----- Information supplied

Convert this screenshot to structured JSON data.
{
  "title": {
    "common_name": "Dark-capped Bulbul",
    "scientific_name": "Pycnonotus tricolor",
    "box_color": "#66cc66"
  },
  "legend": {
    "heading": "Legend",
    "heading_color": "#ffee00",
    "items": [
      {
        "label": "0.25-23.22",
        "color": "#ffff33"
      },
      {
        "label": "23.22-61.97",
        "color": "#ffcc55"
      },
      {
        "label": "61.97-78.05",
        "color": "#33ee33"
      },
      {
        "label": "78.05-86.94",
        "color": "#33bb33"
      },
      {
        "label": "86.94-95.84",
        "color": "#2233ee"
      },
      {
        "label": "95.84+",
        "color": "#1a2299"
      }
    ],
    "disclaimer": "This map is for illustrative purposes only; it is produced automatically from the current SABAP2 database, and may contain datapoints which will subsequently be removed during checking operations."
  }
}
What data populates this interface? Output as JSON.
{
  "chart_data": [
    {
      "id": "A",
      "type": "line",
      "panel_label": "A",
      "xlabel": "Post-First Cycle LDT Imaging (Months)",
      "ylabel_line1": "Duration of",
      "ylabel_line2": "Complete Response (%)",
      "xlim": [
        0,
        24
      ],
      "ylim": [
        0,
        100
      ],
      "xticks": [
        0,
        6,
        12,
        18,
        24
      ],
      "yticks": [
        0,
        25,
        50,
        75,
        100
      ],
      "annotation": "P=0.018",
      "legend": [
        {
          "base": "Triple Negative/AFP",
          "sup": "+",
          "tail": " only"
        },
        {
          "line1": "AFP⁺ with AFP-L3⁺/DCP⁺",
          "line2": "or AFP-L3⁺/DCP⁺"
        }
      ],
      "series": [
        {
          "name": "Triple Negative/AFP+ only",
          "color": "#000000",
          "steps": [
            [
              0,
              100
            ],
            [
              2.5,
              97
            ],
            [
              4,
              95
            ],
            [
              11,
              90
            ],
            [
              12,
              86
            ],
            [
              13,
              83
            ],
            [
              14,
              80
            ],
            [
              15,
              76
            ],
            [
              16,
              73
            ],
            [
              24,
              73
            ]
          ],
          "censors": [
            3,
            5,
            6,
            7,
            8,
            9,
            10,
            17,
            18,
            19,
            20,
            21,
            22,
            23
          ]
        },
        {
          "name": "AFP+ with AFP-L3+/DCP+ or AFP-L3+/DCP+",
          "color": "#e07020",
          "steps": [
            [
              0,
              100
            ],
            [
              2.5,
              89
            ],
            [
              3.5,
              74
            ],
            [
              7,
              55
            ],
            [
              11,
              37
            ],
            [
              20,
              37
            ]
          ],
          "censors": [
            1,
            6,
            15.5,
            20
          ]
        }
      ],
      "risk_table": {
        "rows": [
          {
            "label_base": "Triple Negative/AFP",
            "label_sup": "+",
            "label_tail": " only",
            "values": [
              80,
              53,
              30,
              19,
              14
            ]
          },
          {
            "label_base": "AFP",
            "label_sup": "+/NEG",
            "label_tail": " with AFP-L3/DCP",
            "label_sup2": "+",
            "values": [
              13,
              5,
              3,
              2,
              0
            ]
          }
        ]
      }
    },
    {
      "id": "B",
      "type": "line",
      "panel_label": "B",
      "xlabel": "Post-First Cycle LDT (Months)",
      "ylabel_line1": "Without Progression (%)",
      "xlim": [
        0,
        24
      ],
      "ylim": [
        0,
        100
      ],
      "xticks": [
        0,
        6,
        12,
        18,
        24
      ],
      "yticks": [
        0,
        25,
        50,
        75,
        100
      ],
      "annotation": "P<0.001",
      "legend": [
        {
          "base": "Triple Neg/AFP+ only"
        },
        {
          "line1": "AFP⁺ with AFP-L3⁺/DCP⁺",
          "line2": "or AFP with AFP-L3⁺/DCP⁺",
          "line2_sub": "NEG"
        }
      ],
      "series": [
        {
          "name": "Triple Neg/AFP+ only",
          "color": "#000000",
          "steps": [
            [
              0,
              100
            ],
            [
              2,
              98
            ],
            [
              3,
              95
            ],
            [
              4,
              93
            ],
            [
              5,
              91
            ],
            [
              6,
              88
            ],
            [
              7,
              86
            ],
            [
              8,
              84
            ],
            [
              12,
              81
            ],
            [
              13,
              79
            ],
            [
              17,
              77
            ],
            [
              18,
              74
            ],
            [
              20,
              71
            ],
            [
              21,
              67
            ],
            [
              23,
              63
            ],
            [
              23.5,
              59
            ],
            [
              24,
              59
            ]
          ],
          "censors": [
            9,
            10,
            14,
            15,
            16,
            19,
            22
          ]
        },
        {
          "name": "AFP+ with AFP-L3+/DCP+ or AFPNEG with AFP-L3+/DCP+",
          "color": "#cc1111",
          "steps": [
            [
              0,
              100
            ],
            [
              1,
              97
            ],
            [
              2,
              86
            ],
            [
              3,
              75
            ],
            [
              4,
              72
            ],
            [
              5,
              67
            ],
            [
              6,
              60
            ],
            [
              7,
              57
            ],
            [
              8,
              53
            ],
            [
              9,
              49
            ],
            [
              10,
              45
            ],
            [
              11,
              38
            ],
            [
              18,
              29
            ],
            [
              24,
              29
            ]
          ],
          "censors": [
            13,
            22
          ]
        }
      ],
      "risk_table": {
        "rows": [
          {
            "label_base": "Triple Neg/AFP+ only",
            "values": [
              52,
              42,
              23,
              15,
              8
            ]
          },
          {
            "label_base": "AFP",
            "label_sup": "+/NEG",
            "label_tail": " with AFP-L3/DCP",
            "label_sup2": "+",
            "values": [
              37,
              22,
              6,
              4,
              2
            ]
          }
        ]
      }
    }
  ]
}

----------
----- Information supplied

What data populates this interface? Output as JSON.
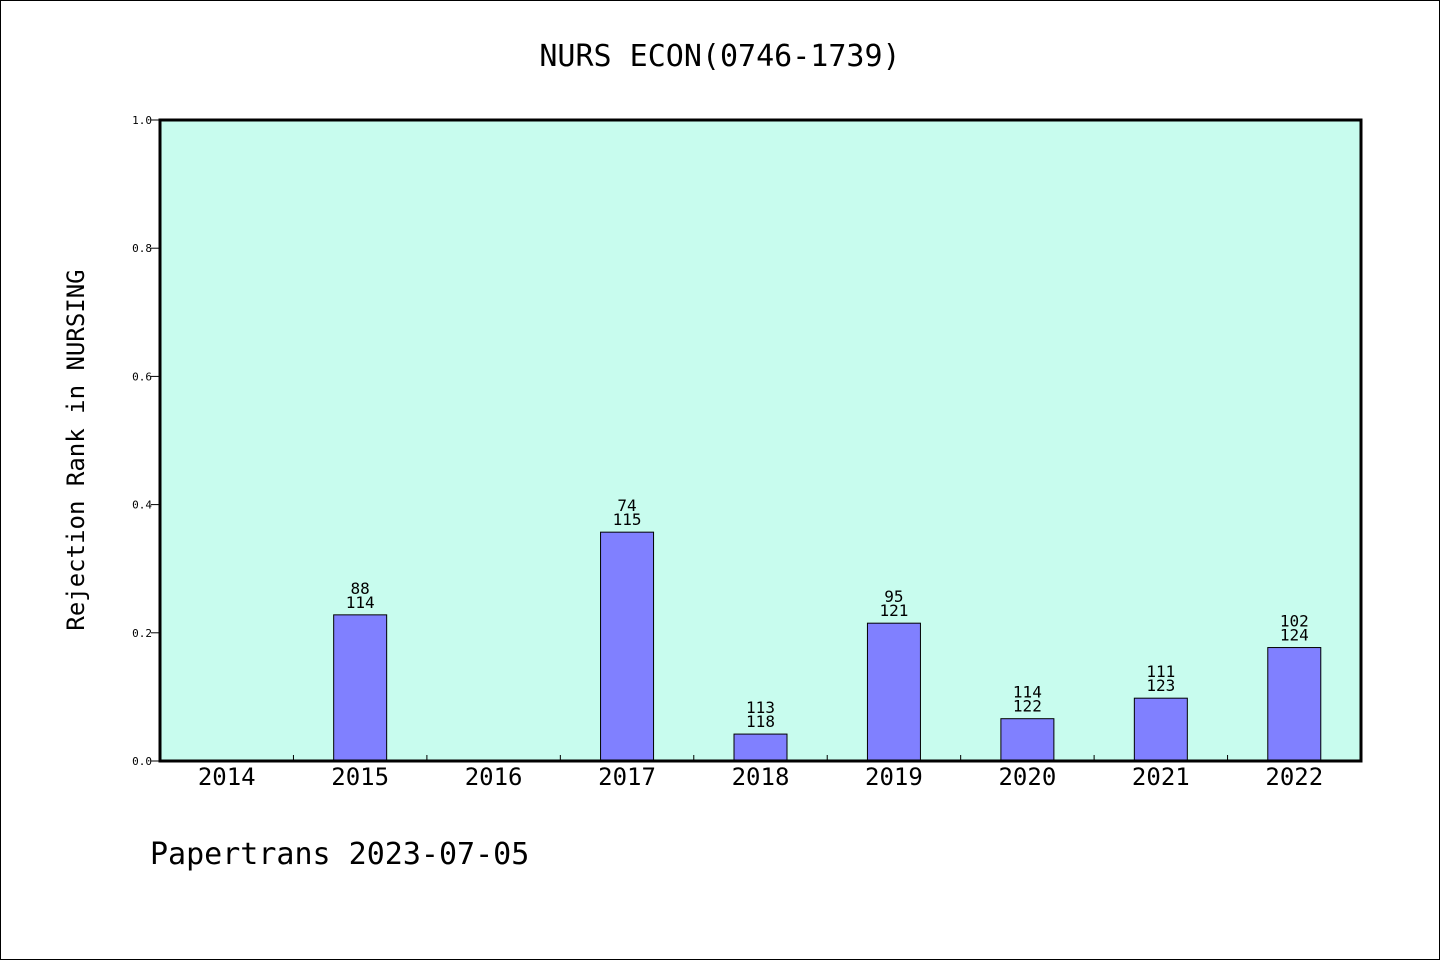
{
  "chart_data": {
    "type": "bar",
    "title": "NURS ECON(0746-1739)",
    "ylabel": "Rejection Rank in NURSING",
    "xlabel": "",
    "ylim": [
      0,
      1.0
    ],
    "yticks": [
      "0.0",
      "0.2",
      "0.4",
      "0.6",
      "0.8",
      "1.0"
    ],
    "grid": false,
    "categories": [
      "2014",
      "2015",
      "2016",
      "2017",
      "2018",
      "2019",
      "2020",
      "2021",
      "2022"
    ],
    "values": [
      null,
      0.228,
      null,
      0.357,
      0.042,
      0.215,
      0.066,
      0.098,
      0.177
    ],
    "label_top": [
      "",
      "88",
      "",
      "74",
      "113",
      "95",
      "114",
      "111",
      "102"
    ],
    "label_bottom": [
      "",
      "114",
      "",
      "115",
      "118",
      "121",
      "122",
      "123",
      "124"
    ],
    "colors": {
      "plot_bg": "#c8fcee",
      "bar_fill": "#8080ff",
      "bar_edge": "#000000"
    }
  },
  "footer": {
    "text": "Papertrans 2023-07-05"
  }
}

----------

Task - Scan the material above. Copy each line where "Triple" occurs.

Exercise solution -
          "base": "Triple Negative/AFP",
          "name": "Triple Negative/AFP+ only",
            "label_base": "Triple Negative/AFP",
          "base": "Triple Neg/AFP+ only"
          "name": "Triple Neg/AFP+ only",
            "label_base": "Triple Neg/AFP+ only",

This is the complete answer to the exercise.